Exercise passage Start Marker
Nicole,
 
The difference between the two files is that one of them is a single monomer whereas the other contains all 60 copies of the virion capsid biological unit.  The problems you are experiencing are related to that fact that you are loading about 320,000 atomic coordinates with the new file as opposed to 5,300 atoms in the old file. 
 
The "new" file you downloaded from the protein database is a complete biological unit, not the normal PDB entry.
 
set all_states
 
to see what I mean.
 
When you are clicking on a single residue, you are really referring to all sixty copies of that residue, hence the unexpected behavior...
 
Cheers,
Warren


From: pymol-users-bounces@lists.sourceforge.net [mailto:pymol-users-bounces@lists.sourceforge.net] On Behalf Of Nicole Lewis-Rogers
Sent: Wednesday, September 05, 2007 9:32 AM
To: pymol-users@lists.sourceforge.net
Subject: Re: [PyMOL] Problem with using Zoom command & difficulty movingmolecules

Dear Warren and Tsjerk,
 
Thank you for responding so quickly to my question.
 
I’m not sure what the “underlying OpenGL graphics” are on my computer.  However,  I have changed nothing on my computer.  I can open and look at both versions of the pdb file in PyMOL, look at them side-by-side, and they respond very differently.  The problem is reproducible.  I don’t how to write scripts yet, but I can give you a list of what I do.
Exercise passage End Marker
Information provided Start Marker
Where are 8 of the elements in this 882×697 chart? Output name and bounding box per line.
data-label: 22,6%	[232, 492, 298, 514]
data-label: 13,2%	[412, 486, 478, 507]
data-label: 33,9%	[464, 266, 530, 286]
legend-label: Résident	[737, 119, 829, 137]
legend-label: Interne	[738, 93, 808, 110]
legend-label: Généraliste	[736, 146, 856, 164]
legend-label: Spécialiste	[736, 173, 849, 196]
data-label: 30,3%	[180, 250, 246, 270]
Information provided End Marker
* [What you should do] Can you resume the PyMOL mailing-list email from its last sentence and continue it?

* [Answer box]
 
I have attached the two files: Old1FOD.pdb ( the file that is easy to use) and 1FOD.pdb (the most recent version of the file from RCSB that is difficult to use).  
 
1) I double click on the pdb file and it opens automatically in PyMOL
2) In the Menu: Display: Sequence: Sequence Mode: Residues
3) Highlight residue #1
4) (sele) choose show sticks
5) (sele) choose Action: Find: Polar Contacts: To any atoms
6) (sele) choose Action: Orient or Zoom
          If I use the older version of the pdb file, the residue is zoomed in and I can easily turn the whole molecule around 360 degrees.
          If I use the newer version of the pdb file, the residue is zoomed out I cannot zoom in unless I use the left mouse button, and I cannot turn the molecule around 360 degrees.